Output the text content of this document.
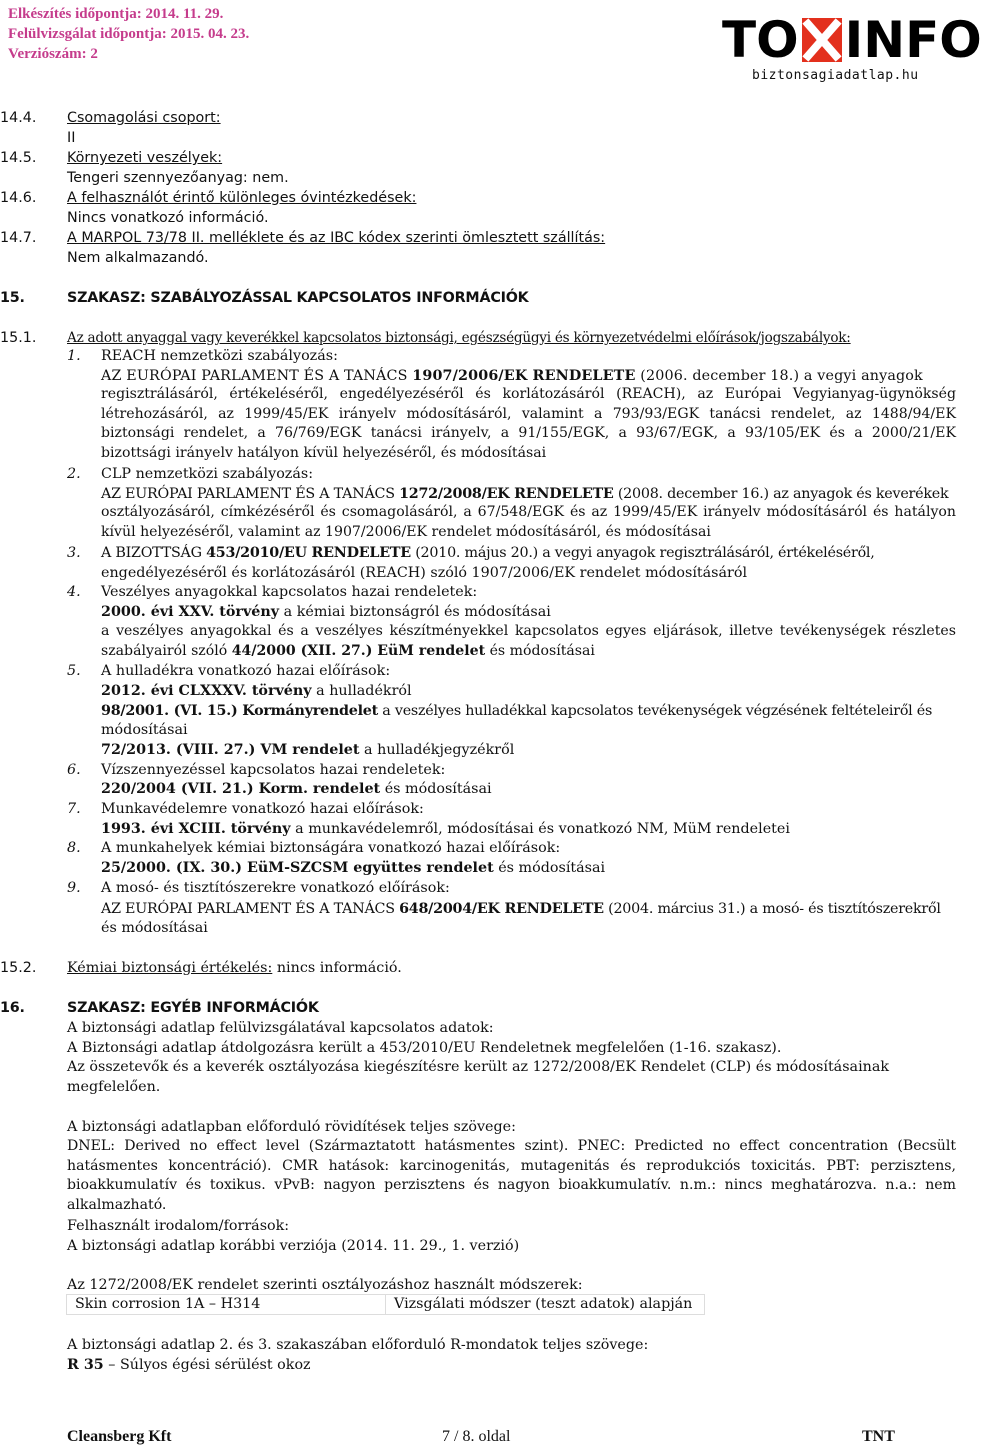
Elkészítés időpontja: 2014. 11. 29.
Felülvizsgálat időpontja: 2015. 04. 23.
Verziószám: 2	TO INFO
biztonsagiadatlap.hu
14.4. Csomagolási csoport:
II
14.5. Környezeti veszélyek:
Tengeri szennyezőanyag: nem.
14.6. A felhasználót érintő különleges óvintézkedések:
Nincs vonatkozó információ.
14.7. A MARPOL 73/78 II. melléklete és az IBC kódex szerinti ömlesztett szállítás:
Nem alkalmazandó.
15.	SZAKASZ: SZABÁLYOZÁSSAL KAPCSOLATOS INFORMÁCIÓK
15.1. Az adott anyaggal vagy keverékkel kapcsolatos biztonsági, egészségügyi és környezetvédelmi előírások/jogszabályok:
1. REACH nemzetközi szabályozás:
AZ EURÓPAI PARLAMENT ÉS A TANÁCS 1907/2006/EK RENDELETE (2006. december 18.) a vegyi anyagok
regisztrálásáról, értékeléséről, engedélyezéséről és korlátozásáról (REACH), az Európai Vegyianyag-ügynökség létrehozásáról, az 1999/45/EK irányelv módosításáról, valamint a 793/93/EGK tanácsi rendelet, az 1488/94/EK biztonsági rendelet, a 76/769/EGK tanácsi irányelv, a 91/155/EGK, a 93/67/EGK, a 93/105/EK és a 2000/21/EK bizottsági irányelv hatályon kívül helyezéséről, és módosításai
2. CLP nemzetközi szabályozás:
AZ EURÓPAI PARLAMENT ÉS A TANÁCS 1272/2008/EK RENDELETE (2008. december 16.) az anyagok és keverékek
osztályozásáról, címkézéséről és csomagolásáról, a 67/548/EGK és az 1999/45/EK irányelv módosításáról és hatályon kívül helyezéséről, valamint az 1907/2006/EK rendelet módosításáról, és módosításai
3. A BIZOTTSÁG 453/2010/EU RENDELETE (2010. május 20.) a vegyi anyagok regisztrálásáról, értékeléséről,
engedélyezéséről és korlátozásáról (REACH) szóló 1907/2006/EK rendelet módosításáról
4. Veszélyes anyagokkal kapcsolatos hazai rendeletek:
2000. évi XXV. törvény a kémiai biztonságról és módosításai
a veszélyes anyagokkal és a veszélyes készítményekkel kapcsolatos egyes eljárások, illetve tevékenységek részletes szabályairól szóló 44/2000 (XII. 27.) EüM rendelet és módosításai
5. A hulladékra vonatkozó hazai előírások:
2012. évi CLXXXV. törvény a hulladékról
98/2001. (VI. 15.) Kormányrendelet a veszélyes hulladékkal kapcsolatos tevékenységek végzésének feltételeiről és
módosításai
72/2013. (VIII. 27.) VM rendelet a hulladékjegyzékről
6. Vízszennyezéssel kapcsolatos hazai rendeletek:
220/2004 (VII. 21.) Korm. rendelet és módosításai
7. Munkavédelemre vonatkozó hazai előírások:
1993. évi XCIII. törvény a munkavédelemről, módosításai és vonatkozó NM, MüM rendeletei
8. A munkahelyek kémiai biztonságára vonatkozó hazai előírások:
25/2000. (IX. 30.) EüM-SZCSM együttes rendelet és módosításai
9. A mosó- és tisztítószerekre vonatkozó előírások:
AZ EURÓPAI PARLAMENT ÉS A TANÁCS 648/2004/EK RENDELETE (2004. március 31.) a mosó- és tisztítószerekről
és módosításai
15.2. Kémiai biztonsági értékelés: nincs információ.
16.	SZAKASZ: EGYÉB INFORMÁCIÓK
A biztonsági adatlap felülvizsgálatával kapcsolatos adatok:
A Biztonsági adatlap átdolgozásra került a 453/2010/EU Rendeletnek megfelelően (1-16. szakasz).
Az összetevők és a keverék osztályozása kiegészítésre került az 1272/2008/EK Rendelet (CLP) és módosításainak
megfelelően.
A biztonsági adatlapban előforduló rövidítések teljes szövege:
DNEL: Derived no effect level (Származtatott hatásmentes szint). PNEC: Predicted no effect concentration (Becsült hatásmentes koncentráció). CMR hatások: karcinogenitás, mutagenitás és reprodukciós toxicitás. PBT: perzisztens, bioakkumulatív és toxikus. vPvB: nagyon perzisztens és nagyon bioakkumulatív. n.m.: nincs meghatározva. n.a.: nem alkalmazható.
Felhasznált irodalom/források:
A biztonsági adatlap korábbi verziója (2014. 11. 29., 1. verzió)
Az 1272/2008/EK rendelet szerinti osztályozáshoz használt módszerek:
Skin corrosion 1A – H314	Vizsgálati módszer (teszt adatok) alapján
A biztonsági adatlap 2. és 3. szakaszában előforduló R-mondatok teljes szövege:
R 35 – Súlyos égési sérülést okoz
Cleansberg Kft	7 / 8. oldal	TNT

○ ○ ○ ○ ○ ○ ○

Reproduce the full listing faithfully, but do not carry over any pictures.

# [Correct answer]
Output the text content of this document.
Elkészítés időpontja: 2014. 11. 29.
Felülvizsgálat időpontja: 2015. 04. 23.
Verziószám: 2	TO INFO
biztonsagiadatlap.hu
14.4. Csomagolási csoport:
II
14.5. Környezeti veszélyek:
Tengeri szennyezőanyag: nem.
14.6. A felhasználót érintő különleges óvintézkedések:
Nincs vonatkozó információ.
14.7. A MARPOL 73/78 II. melléklete és az IBC kódex szerinti ömlesztett szállítás:
Nem alkalmazandó.
15.	SZAKASZ: SZABÁLYOZÁSSAL KAPCSOLATOS INFORMÁCIÓK
15.1. Az adott anyaggal vagy keverékkel kapcsolatos biztonsági, egészségügyi és környezetvédelmi előírások/jogszabályok:
1. REACH nemzetközi szabályozás:
AZ EURÓPAI PARLAMENT ÉS A TANÁCS 1907/2006/EK RENDELETE (2006. december 18.) a vegyi anyagok
regisztrálásáról, értékeléséről, engedélyezéséről és korlátozásáról (REACH), az Európai Vegyianyag-ügynökség létrehozásáról, az 1999/45/EK irányelv módosításáról, valamint a 793/93/EGK tanácsi rendelet, az 1488/94/EK biztonsági rendelet, a 76/769/EGK tanácsi irányelv, a 91/155/EGK, a 93/67/EGK, a 93/105/EK és a 2000/21/EK bizottsági irányelv hatályon kívül helyezéséről, és módosításai
2. CLP nemzetközi szabályozás:
AZ EURÓPAI PARLAMENT ÉS A TANÁCS 1272/2008/EK RENDELETE (2008. december 16.) az anyagok és keverékek
osztályozásáról, címkézéséről és csomagolásáról, a 67/548/EGK és az 1999/45/EK irányelv módosításáról és hatályon kívül helyezéséről, valamint az 1907/2006/EK rendelet módosításáról, és módosításai
3. A BIZOTTSÁG 453/2010/EU RENDELETE (2010. május 20.) a vegyi anyagok regisztrálásáról, értékeléséről,
engedélyezéséről és korlátozásáról (REACH) szóló 1907/2006/EK rendelet módosításáról
4. Veszélyes anyagokkal kapcsolatos hazai rendeletek:
2000. évi XXV. törvény a kémiai biztonságról és módosításai
a veszélyes anyagokkal és a veszélyes készítményekkel kapcsolatos egyes eljárások, illetve tevékenységek részletes szabályairól szóló 44/2000 (XII. 27.) EüM rendelet és módosításai
5. A hulladékra vonatkozó hazai előírások:
2012. évi CLXXXV. törvény a hulladékról
98/2001. (VI. 15.) Kormányrendelet a veszélyes hulladékkal kapcsolatos tevékenységek végzésének feltételeiről és
módosításai
72/2013. (VIII. 27.) VM rendelet a hulladékjegyzékről
6. Vízszennyezéssel kapcsolatos hazai rendeletek:
220/2004 (VII. 21.) Korm. rendelet és módosításai
7. Munkavédelemre vonatkozó hazai előírások:
1993. évi XCIII. törvény a munkavédelemről, módosításai és vonatkozó NM, MüM rendeletei
8. A munkahelyek kémiai biztonságára vonatkozó hazai előírások:
25/2000. (IX. 30.) EüM-SZCSM együttes rendelet és módosításai
9. A mosó- és tisztítószerekre vonatkozó előírások:
AZ EURÓPAI PARLAMENT ÉS A TANÁCS 648/2004/EK RENDELETE (2004. március 31.) a mosó- és tisztítószerekről
és módosításai
15.2. Kémiai biztonsági értékelés: nincs információ.
16.	SZAKASZ: EGYÉB INFORMÁCIÓK
A biztonsági adatlap felülvizsgálatával kapcsolatos adatok:
A Biztonsági adatlap átdolgozásra került a 453/2010/EU Rendeletnek megfelelően (1-16. szakasz).
Az összetevők és a keverék osztályozása kiegészítésre került az 1272/2008/EK Rendelet (CLP) és módosításainak
megfelelően.
A biztonsági adatlapban előforduló rövidítések teljes szövege:
DNEL: Derived no effect level (Származtatott hatásmentes szint). PNEC: Predicted no effect concentration (Becsült hatásmentes koncentráció). CMR hatások: karcinogenitás, mutagenitás és reprodukciós toxicitás. PBT: perzisztens, bioakkumulatív és toxikus. vPvB: nagyon perzisztens és nagyon bioakkumulatív. n.m.: nincs meghatározva. n.a.: nem alkalmazható.
Felhasznált irodalom/források:
A biztonsági adatlap korábbi verziója (2014. 11. 29., 1. verzió)
Az 1272/2008/EK rendelet szerinti osztályozáshoz használt módszerek:
Skin corrosion 1A – H314	Vizsgálati módszer (teszt adatok) alapján
A biztonsági adatlap 2. és 3. szakaszában előforduló R-mondatok teljes szövege:
R 35 – Súlyos égési sérülést okoz
Cleansberg Kft	7 / 8. oldal	TNT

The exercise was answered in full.